___ Data for this exercise
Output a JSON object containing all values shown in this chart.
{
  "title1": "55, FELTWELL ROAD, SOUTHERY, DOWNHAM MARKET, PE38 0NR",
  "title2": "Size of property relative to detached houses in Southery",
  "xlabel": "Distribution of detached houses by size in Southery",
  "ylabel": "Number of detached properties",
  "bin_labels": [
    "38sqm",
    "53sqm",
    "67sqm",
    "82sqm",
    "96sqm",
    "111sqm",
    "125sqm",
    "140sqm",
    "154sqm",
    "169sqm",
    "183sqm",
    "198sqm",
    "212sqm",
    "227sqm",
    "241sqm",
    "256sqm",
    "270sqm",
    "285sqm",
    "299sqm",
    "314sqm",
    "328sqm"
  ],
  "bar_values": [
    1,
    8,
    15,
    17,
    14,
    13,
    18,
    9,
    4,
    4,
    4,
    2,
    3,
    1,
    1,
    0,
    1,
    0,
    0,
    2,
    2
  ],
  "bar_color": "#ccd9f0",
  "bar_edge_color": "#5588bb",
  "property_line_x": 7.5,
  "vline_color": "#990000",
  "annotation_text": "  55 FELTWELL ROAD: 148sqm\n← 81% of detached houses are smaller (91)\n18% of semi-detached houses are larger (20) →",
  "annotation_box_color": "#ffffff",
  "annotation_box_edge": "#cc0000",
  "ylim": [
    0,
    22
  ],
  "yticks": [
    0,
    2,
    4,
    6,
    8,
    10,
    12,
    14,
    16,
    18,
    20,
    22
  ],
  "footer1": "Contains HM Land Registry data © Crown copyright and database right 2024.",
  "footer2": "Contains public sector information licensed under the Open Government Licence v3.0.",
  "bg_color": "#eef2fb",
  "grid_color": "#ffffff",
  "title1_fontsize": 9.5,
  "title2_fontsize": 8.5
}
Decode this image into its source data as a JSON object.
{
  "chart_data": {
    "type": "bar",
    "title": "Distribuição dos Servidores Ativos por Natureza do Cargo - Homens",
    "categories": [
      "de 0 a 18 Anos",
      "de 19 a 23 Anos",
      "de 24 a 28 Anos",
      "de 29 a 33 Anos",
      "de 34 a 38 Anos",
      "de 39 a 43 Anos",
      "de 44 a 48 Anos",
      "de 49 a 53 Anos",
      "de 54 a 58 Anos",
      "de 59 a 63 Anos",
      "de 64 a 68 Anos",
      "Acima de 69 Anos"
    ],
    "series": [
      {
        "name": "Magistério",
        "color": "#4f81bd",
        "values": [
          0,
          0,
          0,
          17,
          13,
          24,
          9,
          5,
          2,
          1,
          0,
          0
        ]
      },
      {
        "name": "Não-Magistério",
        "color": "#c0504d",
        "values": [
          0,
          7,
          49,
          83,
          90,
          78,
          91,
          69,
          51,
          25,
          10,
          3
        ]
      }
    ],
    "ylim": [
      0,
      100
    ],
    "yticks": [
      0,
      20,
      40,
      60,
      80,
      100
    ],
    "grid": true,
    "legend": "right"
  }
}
______
What to produce :: The lines above form a set of records; determine how many of them contain the string "houses" and give that number alone.

Task output :: 3